What you should do
Your task is to copy each line that has the word "demonstrate".

Supplied data
****************************************

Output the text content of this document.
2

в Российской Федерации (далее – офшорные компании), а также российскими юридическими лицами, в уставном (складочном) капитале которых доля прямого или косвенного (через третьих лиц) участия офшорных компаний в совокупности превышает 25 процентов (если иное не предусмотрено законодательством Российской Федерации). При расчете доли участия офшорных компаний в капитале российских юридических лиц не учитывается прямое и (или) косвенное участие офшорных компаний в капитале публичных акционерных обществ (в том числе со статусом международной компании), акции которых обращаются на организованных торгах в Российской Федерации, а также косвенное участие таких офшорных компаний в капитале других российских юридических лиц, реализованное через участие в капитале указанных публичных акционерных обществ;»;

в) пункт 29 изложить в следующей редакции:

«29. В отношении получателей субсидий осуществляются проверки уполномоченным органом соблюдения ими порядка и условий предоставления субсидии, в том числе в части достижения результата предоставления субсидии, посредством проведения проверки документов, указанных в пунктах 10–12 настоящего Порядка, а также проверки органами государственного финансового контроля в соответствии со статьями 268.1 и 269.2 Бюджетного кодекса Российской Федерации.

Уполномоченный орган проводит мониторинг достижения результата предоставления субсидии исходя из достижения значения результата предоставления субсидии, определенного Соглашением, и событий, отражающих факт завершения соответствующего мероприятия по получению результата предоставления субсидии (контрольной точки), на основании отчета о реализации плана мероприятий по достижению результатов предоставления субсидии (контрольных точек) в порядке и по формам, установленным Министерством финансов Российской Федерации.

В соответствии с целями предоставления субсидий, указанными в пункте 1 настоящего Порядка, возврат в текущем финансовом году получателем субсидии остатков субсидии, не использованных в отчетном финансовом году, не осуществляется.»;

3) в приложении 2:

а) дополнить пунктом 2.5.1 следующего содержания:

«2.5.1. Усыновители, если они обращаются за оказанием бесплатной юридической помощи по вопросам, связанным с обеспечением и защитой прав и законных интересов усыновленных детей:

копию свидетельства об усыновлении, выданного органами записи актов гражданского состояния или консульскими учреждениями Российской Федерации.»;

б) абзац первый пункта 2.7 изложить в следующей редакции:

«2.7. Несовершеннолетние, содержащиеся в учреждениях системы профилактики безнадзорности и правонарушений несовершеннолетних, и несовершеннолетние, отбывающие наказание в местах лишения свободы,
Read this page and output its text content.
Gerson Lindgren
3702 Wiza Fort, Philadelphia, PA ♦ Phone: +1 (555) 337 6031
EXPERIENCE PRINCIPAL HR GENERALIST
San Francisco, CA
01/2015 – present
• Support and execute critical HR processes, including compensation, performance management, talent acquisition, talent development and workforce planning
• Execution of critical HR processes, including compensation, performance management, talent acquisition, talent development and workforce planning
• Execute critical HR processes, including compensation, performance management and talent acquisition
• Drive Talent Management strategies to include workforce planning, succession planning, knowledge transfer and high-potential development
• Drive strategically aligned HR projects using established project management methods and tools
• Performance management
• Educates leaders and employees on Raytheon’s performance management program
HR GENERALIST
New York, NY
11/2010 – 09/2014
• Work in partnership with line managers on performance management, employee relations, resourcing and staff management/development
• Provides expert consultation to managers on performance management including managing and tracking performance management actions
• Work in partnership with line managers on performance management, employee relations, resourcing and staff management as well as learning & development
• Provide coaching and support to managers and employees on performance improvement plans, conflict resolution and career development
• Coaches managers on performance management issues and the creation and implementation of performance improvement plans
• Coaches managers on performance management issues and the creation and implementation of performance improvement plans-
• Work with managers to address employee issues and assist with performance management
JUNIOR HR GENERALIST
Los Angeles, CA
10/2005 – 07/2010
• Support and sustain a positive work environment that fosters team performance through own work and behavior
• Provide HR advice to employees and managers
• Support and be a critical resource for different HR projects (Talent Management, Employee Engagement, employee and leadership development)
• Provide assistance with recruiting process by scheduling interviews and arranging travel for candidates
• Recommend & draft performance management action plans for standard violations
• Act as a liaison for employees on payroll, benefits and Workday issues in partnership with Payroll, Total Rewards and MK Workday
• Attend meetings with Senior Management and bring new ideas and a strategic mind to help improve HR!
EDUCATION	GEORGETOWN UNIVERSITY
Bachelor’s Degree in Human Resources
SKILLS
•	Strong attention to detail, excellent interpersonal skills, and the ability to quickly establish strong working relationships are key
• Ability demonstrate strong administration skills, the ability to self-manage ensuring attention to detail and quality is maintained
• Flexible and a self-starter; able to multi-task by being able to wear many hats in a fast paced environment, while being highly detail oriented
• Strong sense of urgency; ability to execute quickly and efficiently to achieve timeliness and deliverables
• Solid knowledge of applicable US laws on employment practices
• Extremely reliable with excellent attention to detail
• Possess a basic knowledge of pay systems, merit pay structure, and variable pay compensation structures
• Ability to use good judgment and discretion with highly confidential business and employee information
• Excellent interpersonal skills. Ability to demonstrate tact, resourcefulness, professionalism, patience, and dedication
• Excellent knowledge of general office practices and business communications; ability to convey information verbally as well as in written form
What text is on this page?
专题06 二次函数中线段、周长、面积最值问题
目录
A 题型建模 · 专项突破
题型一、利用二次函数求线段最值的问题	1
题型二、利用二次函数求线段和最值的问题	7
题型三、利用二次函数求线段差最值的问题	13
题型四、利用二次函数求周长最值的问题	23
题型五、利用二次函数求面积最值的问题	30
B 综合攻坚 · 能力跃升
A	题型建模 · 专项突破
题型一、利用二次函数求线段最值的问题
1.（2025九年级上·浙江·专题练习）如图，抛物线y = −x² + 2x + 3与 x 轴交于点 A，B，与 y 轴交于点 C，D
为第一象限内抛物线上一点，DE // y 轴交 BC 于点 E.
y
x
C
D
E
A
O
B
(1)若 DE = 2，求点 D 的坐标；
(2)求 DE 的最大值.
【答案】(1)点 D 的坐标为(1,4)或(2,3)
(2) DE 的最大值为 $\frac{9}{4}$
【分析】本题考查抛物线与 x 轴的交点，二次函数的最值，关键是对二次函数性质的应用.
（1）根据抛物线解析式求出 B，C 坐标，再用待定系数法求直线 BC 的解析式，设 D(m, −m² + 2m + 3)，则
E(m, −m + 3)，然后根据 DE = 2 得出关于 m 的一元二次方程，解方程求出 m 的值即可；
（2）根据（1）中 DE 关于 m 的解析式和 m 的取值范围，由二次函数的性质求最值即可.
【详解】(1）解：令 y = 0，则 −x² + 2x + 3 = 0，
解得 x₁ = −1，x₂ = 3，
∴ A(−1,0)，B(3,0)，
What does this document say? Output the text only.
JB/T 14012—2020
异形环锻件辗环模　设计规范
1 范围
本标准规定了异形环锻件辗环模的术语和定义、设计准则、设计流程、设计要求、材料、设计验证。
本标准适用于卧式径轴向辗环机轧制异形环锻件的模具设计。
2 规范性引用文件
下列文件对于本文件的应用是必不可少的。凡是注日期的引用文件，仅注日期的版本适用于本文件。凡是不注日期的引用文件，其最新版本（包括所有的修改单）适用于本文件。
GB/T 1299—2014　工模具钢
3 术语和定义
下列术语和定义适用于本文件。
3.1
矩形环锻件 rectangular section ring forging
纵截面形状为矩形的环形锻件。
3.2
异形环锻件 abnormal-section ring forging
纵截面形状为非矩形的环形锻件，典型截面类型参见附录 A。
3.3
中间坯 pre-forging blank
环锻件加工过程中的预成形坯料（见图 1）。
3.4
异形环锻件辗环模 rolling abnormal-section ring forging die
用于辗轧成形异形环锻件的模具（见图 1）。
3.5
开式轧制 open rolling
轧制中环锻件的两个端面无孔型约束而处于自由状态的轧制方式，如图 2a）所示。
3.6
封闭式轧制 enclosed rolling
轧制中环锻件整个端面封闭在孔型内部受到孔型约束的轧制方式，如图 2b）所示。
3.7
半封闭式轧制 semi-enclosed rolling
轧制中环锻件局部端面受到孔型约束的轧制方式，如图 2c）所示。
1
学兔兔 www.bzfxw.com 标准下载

****************************************

The response
• Ability demonstrate strong administration skills, the ability to self-manage ensuring attention to detail and quality is maintained
• Excellent interpersonal skills. Ability to demonstrate tact, resourcefulness, professionalism, patience, and dedication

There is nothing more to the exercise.